# Exercise prompt:
Filter the lines below, copying only those with the string "number".

Lines of data
....
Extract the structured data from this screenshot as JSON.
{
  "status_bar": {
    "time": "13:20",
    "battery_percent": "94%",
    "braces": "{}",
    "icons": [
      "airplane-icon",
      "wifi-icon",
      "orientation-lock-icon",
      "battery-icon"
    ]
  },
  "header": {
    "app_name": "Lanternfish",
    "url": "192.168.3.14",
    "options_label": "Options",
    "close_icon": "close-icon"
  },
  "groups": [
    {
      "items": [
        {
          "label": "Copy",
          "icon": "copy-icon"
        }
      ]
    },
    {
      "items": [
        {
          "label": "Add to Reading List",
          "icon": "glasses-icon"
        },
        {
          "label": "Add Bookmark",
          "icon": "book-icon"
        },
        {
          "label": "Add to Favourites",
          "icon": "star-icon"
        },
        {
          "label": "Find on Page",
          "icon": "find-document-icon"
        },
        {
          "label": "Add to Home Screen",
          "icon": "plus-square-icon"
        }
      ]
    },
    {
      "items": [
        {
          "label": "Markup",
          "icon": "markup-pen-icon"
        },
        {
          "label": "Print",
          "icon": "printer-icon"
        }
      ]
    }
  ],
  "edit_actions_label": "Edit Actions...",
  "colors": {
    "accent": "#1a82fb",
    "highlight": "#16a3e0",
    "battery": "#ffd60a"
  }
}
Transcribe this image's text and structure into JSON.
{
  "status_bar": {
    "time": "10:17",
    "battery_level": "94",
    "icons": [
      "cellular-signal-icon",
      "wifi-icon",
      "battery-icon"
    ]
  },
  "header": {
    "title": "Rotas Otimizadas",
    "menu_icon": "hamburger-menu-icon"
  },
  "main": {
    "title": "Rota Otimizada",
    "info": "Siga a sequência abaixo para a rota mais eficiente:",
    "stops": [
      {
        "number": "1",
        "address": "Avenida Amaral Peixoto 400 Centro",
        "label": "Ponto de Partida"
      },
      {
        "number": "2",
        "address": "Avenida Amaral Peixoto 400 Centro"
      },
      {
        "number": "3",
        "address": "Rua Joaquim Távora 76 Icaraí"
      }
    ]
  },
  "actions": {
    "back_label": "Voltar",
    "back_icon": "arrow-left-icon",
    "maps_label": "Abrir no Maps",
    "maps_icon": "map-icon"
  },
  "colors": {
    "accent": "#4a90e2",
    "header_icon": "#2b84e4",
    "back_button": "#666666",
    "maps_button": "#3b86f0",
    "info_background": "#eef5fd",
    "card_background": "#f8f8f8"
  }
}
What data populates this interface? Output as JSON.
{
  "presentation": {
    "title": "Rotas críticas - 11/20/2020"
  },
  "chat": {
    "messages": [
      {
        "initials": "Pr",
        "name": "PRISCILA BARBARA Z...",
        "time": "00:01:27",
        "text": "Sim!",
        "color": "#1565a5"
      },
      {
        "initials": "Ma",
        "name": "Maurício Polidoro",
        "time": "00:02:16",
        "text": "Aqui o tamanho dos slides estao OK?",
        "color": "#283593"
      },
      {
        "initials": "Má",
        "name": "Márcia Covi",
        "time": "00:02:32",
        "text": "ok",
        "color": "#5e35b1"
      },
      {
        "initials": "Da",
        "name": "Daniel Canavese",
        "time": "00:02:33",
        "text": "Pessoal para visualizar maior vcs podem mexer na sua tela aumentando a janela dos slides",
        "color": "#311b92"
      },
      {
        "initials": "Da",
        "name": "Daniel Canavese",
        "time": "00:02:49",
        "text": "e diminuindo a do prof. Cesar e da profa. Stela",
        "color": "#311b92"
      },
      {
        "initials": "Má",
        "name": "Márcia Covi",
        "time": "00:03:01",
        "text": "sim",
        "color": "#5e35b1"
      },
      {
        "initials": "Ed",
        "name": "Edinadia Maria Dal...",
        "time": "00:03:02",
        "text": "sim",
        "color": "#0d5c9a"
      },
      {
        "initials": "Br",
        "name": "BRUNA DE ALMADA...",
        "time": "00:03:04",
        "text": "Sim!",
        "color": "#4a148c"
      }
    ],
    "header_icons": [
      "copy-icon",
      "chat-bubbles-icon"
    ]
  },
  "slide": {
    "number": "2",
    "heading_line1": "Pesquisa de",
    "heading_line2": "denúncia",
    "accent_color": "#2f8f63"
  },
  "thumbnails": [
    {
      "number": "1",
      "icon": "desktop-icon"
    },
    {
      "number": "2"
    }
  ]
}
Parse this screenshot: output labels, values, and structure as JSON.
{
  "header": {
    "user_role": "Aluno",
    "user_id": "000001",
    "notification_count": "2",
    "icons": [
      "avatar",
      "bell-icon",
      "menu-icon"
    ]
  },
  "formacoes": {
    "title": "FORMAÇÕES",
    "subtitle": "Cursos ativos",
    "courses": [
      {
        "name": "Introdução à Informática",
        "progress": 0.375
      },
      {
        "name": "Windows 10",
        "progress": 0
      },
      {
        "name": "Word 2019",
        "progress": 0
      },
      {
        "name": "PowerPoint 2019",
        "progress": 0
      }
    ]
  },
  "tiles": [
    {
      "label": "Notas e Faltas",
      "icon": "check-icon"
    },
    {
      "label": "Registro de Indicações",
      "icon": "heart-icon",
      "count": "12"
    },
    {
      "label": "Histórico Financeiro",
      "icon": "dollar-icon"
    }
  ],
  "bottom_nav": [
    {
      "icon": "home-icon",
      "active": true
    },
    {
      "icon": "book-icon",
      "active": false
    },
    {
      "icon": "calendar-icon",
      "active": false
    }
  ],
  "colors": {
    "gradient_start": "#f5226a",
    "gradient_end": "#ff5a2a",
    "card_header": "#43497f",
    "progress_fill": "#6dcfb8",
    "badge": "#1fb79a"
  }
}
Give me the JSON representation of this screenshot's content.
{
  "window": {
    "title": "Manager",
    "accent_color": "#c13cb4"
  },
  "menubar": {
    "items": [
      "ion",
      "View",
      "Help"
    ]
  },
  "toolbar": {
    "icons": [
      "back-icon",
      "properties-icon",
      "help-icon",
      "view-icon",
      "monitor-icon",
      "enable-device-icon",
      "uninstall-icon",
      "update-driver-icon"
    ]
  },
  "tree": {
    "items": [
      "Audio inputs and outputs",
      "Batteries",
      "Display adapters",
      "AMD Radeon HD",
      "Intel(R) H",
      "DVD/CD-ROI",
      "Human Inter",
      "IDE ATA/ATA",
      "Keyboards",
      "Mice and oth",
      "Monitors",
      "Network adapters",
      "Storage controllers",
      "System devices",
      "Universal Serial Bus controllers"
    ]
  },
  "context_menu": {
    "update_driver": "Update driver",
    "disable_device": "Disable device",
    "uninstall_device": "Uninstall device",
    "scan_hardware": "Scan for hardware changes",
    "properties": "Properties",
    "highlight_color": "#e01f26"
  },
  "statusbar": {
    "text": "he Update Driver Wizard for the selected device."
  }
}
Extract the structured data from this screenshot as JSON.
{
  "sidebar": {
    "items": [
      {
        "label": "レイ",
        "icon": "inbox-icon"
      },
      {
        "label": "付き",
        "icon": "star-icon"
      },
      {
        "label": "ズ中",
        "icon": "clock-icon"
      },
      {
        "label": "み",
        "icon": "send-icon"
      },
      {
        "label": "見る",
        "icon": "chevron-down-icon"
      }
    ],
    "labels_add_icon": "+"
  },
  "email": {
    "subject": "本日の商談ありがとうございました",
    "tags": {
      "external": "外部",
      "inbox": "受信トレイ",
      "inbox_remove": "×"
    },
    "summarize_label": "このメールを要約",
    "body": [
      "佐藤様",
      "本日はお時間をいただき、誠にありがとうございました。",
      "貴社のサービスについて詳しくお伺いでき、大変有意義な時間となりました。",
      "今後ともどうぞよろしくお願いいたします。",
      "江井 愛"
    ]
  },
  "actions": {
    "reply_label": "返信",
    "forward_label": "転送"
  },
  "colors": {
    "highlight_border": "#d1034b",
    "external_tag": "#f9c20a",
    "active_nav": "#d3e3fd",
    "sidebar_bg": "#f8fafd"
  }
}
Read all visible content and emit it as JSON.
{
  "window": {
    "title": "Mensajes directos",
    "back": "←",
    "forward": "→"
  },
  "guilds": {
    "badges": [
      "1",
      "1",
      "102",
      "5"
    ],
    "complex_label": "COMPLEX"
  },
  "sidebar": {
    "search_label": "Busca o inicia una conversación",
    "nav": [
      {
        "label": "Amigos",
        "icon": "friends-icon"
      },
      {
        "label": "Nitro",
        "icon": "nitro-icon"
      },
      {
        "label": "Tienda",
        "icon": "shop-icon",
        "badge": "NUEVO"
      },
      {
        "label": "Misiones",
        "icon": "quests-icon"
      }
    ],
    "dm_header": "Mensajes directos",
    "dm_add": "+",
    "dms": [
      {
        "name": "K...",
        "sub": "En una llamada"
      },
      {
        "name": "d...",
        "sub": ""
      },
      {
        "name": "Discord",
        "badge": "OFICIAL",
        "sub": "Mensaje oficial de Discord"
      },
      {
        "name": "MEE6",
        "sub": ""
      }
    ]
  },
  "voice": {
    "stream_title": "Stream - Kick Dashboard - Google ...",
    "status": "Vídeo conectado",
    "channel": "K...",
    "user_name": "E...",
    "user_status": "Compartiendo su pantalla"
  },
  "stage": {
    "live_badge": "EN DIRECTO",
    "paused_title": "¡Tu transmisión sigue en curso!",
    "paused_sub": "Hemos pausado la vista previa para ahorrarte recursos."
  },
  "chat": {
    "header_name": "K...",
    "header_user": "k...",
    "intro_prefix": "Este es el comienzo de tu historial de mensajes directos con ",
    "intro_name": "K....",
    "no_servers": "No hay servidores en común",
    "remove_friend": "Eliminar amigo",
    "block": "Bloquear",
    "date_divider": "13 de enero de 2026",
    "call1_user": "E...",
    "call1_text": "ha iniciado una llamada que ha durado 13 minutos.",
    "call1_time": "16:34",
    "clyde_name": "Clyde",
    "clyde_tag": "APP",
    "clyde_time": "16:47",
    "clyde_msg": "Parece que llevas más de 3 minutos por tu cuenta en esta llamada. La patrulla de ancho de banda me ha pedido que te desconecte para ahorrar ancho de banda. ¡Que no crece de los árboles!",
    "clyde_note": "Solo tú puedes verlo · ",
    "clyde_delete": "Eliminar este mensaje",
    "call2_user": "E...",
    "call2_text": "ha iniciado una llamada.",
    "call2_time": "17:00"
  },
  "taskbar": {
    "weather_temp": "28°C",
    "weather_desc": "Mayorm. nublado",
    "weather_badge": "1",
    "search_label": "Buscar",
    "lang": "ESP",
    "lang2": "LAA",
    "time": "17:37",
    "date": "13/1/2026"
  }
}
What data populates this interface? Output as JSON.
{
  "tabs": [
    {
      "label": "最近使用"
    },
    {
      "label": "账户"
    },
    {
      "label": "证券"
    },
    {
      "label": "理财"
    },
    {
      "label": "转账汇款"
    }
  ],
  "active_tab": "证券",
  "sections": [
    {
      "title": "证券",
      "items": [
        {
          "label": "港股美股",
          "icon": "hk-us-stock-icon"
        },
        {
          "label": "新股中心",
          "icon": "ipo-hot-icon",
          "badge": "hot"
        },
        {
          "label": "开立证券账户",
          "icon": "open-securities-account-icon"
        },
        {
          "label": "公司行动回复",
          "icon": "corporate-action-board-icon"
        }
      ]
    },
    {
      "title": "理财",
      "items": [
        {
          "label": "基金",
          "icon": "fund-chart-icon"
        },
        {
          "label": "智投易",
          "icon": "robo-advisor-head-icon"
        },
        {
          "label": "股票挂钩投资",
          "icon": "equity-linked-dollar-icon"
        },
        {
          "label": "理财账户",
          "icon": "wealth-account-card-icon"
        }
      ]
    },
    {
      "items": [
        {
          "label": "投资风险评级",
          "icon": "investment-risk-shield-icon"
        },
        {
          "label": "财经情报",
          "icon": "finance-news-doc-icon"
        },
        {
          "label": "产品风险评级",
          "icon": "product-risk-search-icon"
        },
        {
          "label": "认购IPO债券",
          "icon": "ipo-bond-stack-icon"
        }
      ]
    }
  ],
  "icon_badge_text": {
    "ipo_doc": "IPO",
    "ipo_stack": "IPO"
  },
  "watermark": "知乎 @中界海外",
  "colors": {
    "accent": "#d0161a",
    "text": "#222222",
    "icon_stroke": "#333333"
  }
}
....
# The reply:
        "number": "1",
        "number": "2",
        "number": "3",
    "number": "2",
      "number": "1",
      "number": "2"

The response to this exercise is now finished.